> [Exercise brief]
Select each line where the word "flynnohara" appears.

+++ Data records

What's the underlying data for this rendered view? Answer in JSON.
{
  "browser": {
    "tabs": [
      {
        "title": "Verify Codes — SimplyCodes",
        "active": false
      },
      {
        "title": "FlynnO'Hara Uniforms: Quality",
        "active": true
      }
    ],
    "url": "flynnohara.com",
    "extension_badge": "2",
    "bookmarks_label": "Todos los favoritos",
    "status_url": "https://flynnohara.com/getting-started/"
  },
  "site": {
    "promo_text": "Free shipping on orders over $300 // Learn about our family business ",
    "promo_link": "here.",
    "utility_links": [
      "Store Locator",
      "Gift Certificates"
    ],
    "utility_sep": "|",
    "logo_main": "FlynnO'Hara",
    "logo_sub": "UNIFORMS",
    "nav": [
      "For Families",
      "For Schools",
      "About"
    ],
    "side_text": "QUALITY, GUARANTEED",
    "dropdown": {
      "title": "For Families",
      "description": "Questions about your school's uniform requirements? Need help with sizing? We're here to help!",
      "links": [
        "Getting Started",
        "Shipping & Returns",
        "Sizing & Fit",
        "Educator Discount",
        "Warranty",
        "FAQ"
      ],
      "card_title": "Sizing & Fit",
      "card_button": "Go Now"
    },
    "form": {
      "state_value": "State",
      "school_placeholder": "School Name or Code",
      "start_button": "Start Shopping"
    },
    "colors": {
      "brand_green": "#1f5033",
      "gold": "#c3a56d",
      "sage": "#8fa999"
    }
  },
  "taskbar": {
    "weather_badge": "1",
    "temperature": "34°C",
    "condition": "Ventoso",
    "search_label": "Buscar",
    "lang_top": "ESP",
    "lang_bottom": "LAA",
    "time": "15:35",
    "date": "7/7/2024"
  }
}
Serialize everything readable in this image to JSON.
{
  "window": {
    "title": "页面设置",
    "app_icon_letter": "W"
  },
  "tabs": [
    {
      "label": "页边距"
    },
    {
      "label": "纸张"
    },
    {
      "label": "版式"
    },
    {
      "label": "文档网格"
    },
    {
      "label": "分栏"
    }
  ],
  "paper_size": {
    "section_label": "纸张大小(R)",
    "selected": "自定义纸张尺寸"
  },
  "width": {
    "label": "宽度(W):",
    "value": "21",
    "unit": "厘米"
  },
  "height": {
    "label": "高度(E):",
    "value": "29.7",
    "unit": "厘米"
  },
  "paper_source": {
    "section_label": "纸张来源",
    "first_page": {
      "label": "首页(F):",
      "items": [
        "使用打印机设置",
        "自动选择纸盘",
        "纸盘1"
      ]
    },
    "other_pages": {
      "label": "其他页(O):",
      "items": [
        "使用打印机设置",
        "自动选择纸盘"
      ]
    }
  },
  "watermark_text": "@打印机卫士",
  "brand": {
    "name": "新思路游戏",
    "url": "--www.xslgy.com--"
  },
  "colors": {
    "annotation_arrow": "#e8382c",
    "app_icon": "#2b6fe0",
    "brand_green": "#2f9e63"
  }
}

++++++

> [Completed task]
    "url": "flynnohara.com",
    "status_url": "https://flynnohara.com/getting-started/"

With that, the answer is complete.